WHAT YOU WILL DO =
1. In the charity scam alert, by what percentage did complaints about bogus charitable solicitations rise from 2008 to 2009?
2. Please quote the charity scam alert word for word, from "Dodging rip-off artists" up to and including "how to give.".

SOURCE EXTRACT =
----------------------------------------

'Tis the season for many consumers to open their hearts and
wallets to a variety of charities. But National Consumers League (NCL), the
nation's oldest consumer advocacy organization, has issued an alert to
consumers that con artists may take advantage of their generosity this time of
year with bogus charities posing as legitimate ones.
"It's that time of year again, when we begin to hear from
consumers about crooks' attempts to take advantage of the holiday giving season
for their personal gain," said NCL Executive Director Sally Greenberg. "If
you're thinking of giving to a charity this season, good for you! But be
careful -- some scammers out there may be looking to take advantage of your
Scam complaints rising
Complaints to the Federal Trade Commission (FTC) about
charity scams have become more frequent recently. The volume of complaints to
the FTC's Consumer Sentinel system increased by
8.6 percent from 1.23 million in 2008 to 1.33 million in 2009.
While the volume of complaints regarding bogus charitable
solicitations remained a small fraction of overall complaints, they were
reported much more frequently in 2009, increased by 82.1 percent over the same
period (1,908 in 2008 versus 3,474 in 2009).
NCL warns consumers to avoid becoming a statistic this
holiday season by doing their homework before giving to an unfamiliar charity.
Non-profit tracking Web sites like GuideStar.org and CharityNavigator.org have a free databases
with detailed information on many charities.
Dodging rip-off artists
NCL offers the following tips for the charitable-minded:
- Research. Local newspapers or television or radio stations often compile lists of reputable charities responding to emergencies. Consider consulting these sources for information on how to give.

----------------------------------------

RECORDS PROVIDED =
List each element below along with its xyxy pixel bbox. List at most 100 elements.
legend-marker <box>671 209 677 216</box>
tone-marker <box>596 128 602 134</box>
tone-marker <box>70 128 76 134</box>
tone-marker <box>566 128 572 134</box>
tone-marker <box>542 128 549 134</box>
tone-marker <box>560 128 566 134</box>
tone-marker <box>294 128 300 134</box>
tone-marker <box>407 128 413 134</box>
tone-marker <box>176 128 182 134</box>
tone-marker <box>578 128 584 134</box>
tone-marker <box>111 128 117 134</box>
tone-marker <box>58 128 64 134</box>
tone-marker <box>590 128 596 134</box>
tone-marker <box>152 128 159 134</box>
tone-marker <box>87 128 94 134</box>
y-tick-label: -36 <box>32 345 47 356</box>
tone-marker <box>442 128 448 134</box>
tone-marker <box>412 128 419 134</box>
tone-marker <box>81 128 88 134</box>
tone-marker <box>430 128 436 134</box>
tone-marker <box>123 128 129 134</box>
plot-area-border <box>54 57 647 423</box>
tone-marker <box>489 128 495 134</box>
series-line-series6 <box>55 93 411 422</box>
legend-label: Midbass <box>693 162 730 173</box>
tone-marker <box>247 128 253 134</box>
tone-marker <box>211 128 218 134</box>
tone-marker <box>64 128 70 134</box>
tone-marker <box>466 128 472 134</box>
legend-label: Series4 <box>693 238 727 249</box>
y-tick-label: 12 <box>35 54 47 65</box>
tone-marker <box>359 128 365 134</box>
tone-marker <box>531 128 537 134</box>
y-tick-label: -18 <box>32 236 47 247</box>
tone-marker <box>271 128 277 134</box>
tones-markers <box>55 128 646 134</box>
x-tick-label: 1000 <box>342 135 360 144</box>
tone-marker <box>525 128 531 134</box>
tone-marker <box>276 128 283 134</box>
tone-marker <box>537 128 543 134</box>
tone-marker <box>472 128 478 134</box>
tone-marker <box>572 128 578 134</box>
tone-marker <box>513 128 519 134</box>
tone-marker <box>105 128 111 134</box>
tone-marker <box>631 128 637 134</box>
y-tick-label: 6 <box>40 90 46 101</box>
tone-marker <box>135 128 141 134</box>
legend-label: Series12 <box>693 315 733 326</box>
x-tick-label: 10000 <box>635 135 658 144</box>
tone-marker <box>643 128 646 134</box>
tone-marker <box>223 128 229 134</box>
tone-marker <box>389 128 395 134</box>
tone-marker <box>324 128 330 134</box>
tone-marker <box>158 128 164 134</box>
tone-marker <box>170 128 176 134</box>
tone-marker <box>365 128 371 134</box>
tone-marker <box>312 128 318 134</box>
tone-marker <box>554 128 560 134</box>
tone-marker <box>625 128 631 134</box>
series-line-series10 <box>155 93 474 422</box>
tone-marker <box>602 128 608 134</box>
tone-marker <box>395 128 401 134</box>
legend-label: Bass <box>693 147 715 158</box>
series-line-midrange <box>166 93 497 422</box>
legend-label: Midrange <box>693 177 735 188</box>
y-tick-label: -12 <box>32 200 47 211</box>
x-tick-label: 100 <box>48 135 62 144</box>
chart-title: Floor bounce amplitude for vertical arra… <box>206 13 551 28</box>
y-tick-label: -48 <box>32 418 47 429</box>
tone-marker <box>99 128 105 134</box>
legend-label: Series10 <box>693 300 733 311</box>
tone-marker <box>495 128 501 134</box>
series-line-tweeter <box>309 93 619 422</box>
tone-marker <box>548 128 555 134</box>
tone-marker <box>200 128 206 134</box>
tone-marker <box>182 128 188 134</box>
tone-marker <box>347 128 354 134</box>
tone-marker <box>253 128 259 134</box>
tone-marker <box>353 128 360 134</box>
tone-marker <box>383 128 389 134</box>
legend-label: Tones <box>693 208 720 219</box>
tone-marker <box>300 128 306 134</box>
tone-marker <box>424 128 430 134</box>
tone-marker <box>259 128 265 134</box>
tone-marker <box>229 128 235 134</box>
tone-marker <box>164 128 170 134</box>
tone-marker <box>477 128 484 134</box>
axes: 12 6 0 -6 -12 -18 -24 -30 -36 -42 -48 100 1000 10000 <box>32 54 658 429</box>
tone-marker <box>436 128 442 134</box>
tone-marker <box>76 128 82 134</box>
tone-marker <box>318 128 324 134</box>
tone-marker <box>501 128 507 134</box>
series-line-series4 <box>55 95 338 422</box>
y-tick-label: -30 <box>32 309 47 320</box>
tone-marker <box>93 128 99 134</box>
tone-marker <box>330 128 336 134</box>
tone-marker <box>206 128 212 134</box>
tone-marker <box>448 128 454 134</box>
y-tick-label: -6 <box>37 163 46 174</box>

----------------------------------------

RESULTS =
1. 82.1 percent

2.
Dodging rip-off artists
NCL offers the following tips for the charitable-minded:
- Research. Local newspapers or television or radio stations often compile lists of reputable charities responding to emergencies. Consider consulting these sources for information on how to give.